→ **GOAL OF THE EXERCISE**
Return each line containing the string "acceptance".

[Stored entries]
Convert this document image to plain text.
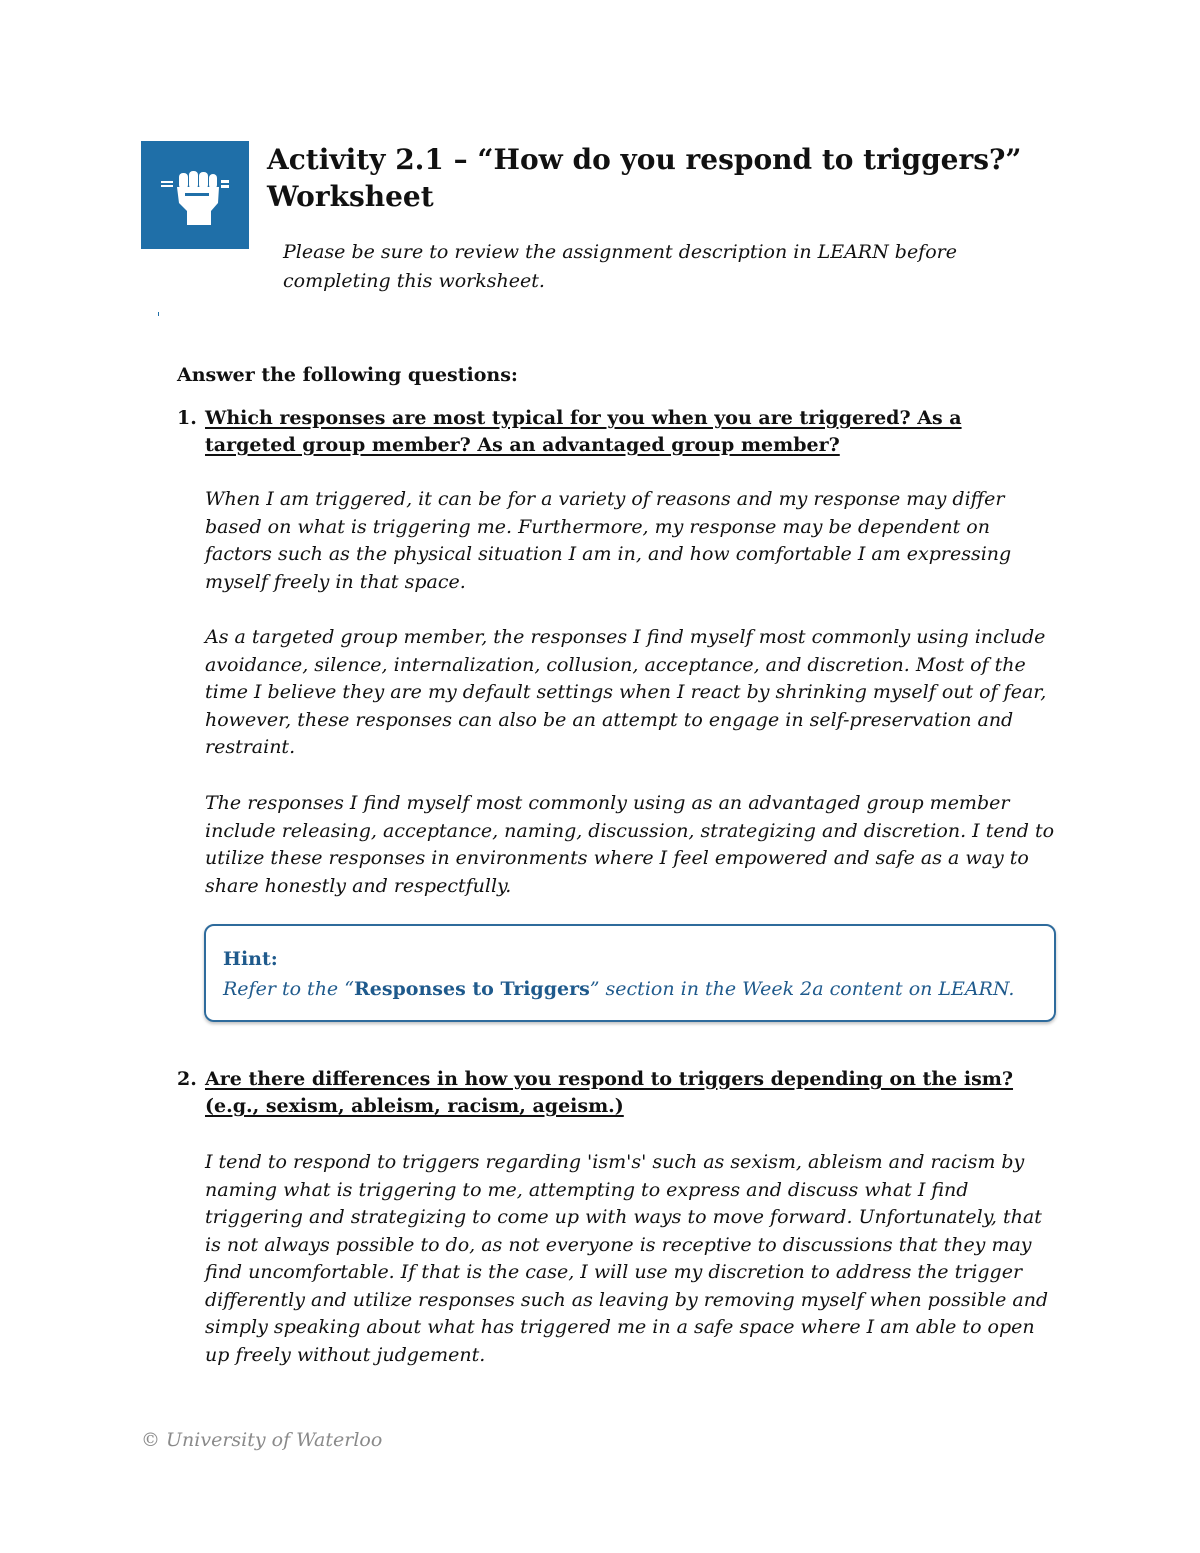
Activity 2.1 – “How do you respond to triggers?” Worksheet

Please be sure to review the assignment description in LEARN before completing this worksheet.

Answer the following questions:

1. Which responses are most typical for you when you are triggered? As a targeted group member? As an advantaged group member?

When I am triggered, it can be for a variety of reasons and my response may differ based on what is triggering me. Furthermore, my response may be dependent on factors such as the physical situation I am in, and how comfortable I am expressing myself freely in that space.

As a targeted group member, the responses I find myself most commonly using include avoidance, silence, internalization, collusion, acceptance, and discretion. Most of the time I believe they are my default settings when I react by shrinking myself out of fear, however, these responses can also be an attempt to engage in self-preservation and restraint.

The responses I find myself most commonly using as an advantaged group member include releasing, acceptance, naming, discussion, strategizing and discretion. I tend to utilize these responses in environments where I feel empowered and safe as a way to share honestly and respectfully.

Hint:
Refer to the “Responses to Triggers” section in the Week 2a content on LEARN.
2. Are there differences in how you respond to triggers depending on the ism? (e.g., sexism, ableism, racism, ageism.)

I tend to respond to triggers regarding 'ism's' such as sexism, ableism and racism by naming what is triggering to me, attempting to express and discuss what I find triggering and strategizing to come up with ways to move forward. Unfortunately, that is not always possible to do, as not everyone is receptive to discussions that they may find uncomfortable. If that is the case, I will use my discretion to address the trigger differently and utilize responses such as leaving by removing myself when possible and simply speaking about what has triggered me in a safe space where I am able to open up freely without judgement.

© University of Waterloo
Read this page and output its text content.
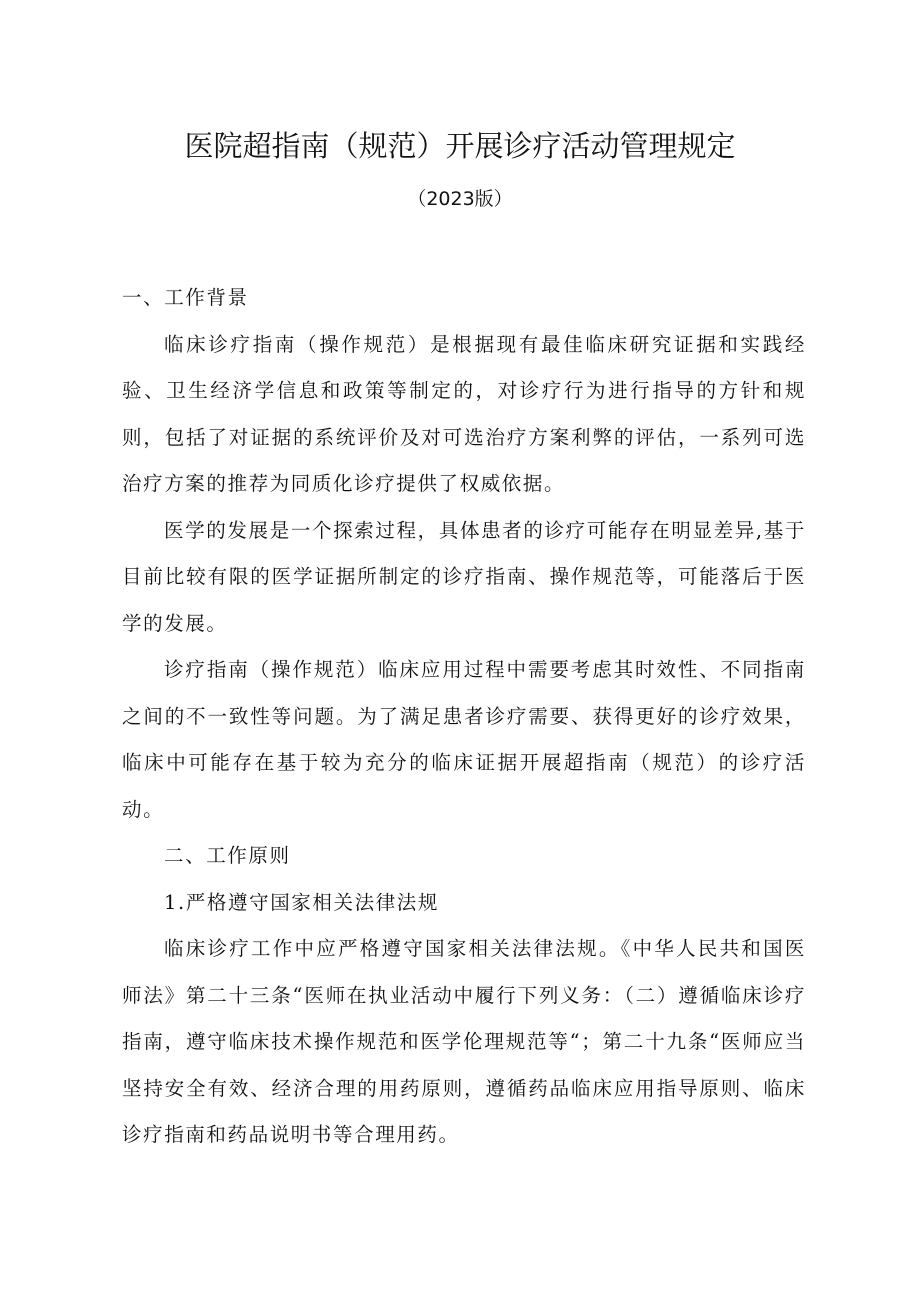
医院超指南（规范）开展诊疗活动管理规定
（2023版）

一、工作背景

临床诊疗指南（操作规范）是根据现有最佳临床研究证据和实践经验、卫生经济学信息和政策等制定的，对诊疗行为进行指导的方针和规则，包括了对证据的系统评价及对可选治疗方案利弊的评估，一系列可选治疗方案的推荐为同质化诊疗提供了权威依据。

医学的发展是一个探索过程，具体患者的诊疗可能存在明显差异,基于目前比较有限的医学证据所制定的诊疗指南、操作规范等，可能落后于医学的发展。

诊疗指南（操作规范）临床应用过程中需要考虑其时效性、不同指南之间的不一致性等问题。为了满足患者诊疗需要、获得更好的诊疗效果，临床中可能存在基于较为充分的临床证据开展超指南（规范）的诊疗活动。

二、工作原则

1.严格遵守国家相关法律法规

临床诊疗工作中应严格遵守国家相关法律法规。《中华人民共和国医师法》第二十三条“医师在执业活动中履行下列义务：（二）遵循临床诊疗指南，遵守临床技术操作规范和医学伦理规范等“；第二十九条“医师应当坚持安全有效、经济合理的用药原则，遵循药品临床应用指导原则、临床诊疗指南和药品说明书等合理用药。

→ **SOLUTION TO THE EXERCISE**
As a targeted group member, the responses I find myself most commonly using include avoidance, silence, internalization, collusion, acceptance, and discretion. Most of the time I believe they are my default settings when I react by shrinking myself out of fear, however, these responses can also be an attempt to engage in self-preservation and restraint.
The responses I find myself most commonly using as an advantaged group member include releasing, acceptance, naming, discussion, strategizing and discretion. I tend to utilize these responses in environments where I feel empowered and safe as a way to share honestly and respectfully.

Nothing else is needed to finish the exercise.